Polpress – Rosa Otunbayeva, jefa de la Misión de Asistencia de las Naciones Unidas en Afganistán (UNAMA), en respuesta a la aprobación de la ley de Promoción de la Virtud y Prevención del Vicio por parte de los talibanes, dijo que esta ley otorga amplias facultades ejecutivas a los censores.

La UNAMA publicó el domingo 25 de agosto la declaración de la jefa de este organismo. Otunbayeva dijo en este comunicado: “Esta es una perspectiva desalentadora para el futuro de Afganistán, donde los censores tendrán poderes ilimitados para amenazar y detener a las personas en base a amplias y a veces vagas listas de infracciones”.
Otunbayeva además enfatizó que la representación de la ONU en Afganistán está preocupada de que con la implementación de esta ley, se impondrán amplias restricciones sobre el comportamiento personal y se otorgarán amplios poderes ejecutivos a los censores.
Ella dijo: “Esto expandirá las insoportables restricciones existentes sobre los derechos de las mujeres y niñas afganas, hasta el punto de que incluso la voz de una mujer fuera de su hogar aparentemente se considera una infracción moral”.
La jefa de la UNAMA también declaró claramente: “Después de décadas de guerra y en medio de una terrible crisis humanitaria, la gente de Afganistán no merece ser amenazada o encarcelada por llegar tarde a la oración, mirar a alguien del sexo opuesto que no sea un miembro de la familia, o por tener una foto de un ser querido”.

Su objetivo —
Transcriba íntegramente y sin cambios el texto sobre la declaración de la jefa de la UNAMA. Las líneas que figuran a continuación no guardan relación con el texto seleccionado.

Material extraído —

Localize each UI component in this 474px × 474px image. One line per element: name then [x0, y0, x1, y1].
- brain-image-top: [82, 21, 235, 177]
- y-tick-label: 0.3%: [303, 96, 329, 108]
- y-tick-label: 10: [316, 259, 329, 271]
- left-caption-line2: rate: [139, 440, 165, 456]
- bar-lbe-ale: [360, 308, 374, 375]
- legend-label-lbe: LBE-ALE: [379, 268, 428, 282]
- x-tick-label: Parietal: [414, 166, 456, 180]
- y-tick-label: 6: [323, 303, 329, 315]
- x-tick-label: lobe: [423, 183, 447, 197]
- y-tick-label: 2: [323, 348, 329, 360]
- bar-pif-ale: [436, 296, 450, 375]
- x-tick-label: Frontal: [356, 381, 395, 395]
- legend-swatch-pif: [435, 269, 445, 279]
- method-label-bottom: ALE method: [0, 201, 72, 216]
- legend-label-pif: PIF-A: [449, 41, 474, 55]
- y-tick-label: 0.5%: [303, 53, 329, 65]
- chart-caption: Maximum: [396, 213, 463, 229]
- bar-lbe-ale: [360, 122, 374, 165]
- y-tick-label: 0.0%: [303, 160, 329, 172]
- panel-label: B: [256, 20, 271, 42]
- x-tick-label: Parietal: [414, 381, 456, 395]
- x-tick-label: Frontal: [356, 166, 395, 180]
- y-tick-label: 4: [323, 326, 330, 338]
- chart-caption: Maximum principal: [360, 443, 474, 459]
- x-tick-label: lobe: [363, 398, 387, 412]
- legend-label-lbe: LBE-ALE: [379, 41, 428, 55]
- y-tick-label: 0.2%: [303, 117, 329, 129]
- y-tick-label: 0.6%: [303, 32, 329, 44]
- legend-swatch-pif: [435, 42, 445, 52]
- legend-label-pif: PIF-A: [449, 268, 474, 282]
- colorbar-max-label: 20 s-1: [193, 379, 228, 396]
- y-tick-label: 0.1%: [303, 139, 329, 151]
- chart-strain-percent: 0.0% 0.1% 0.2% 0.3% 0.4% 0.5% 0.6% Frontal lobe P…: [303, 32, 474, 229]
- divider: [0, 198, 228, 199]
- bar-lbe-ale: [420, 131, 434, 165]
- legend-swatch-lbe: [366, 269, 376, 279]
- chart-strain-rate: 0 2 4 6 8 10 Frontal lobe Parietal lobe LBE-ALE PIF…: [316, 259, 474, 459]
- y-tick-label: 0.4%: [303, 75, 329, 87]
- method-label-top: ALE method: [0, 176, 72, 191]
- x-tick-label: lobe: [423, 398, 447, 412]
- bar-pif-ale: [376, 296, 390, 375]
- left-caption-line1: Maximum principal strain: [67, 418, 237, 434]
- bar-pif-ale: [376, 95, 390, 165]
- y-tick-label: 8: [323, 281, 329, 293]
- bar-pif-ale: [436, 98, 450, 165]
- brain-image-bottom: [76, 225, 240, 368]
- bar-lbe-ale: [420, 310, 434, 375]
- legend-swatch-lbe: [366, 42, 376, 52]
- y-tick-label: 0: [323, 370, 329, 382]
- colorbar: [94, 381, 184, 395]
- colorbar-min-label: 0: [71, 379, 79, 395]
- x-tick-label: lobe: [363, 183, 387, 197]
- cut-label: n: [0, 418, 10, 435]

Respuesta solicitada —
Polpress – Rosa Otunbayeva, jefa de la Misión de Asistencia de las Naciones Unidas en Afganistán (UNAMA), en respuesta a la aprobación de la ley de Promoción de la Virtud y Prevención del Vicio por parte de los talibanes, dijo que esta ley otorga amplias facultades ejecutivas a los censores.

La UNAMA publicó el domingo 25 de agosto la declaración de la jefa de este organismo. Otunbayeva dijo en este comunicado: “Esta es una perspectiva desalentadora para el futuro de Afganistán, donde los censores tendrán poderes ilimitados para amenazar y detener a las personas en base a amplias y a veces vagas listas de infracciones”.
Otunbayeva además enfatizó que la representación de la ONU en Afganistán está preocupada de que con la implementación de esta ley, se impondrán amplias restricciones sobre el comportamiento personal y se otorgarán amplios poderes ejecutivos a los censores.
Ella dijo: “Esto expandirá las insoportables restricciones existentes sobre los derechos de las mujeres y niñas afganas, hasta el punto de que incluso la voz de una mujer fuera de su hogar aparentemente se considera una infracción moral”.
La jefa de la UNAMA también declaró claramente: “Después de décadas de guerra y en medio de una terrible crisis humanitaria, la gente de Afganistán no merece ser amenazada o encarcelada por llegar tarde a la oración, mirar a alguien del sexo opuesto que no sea un miembro de la familia, o por tener una foto de un ser querido”.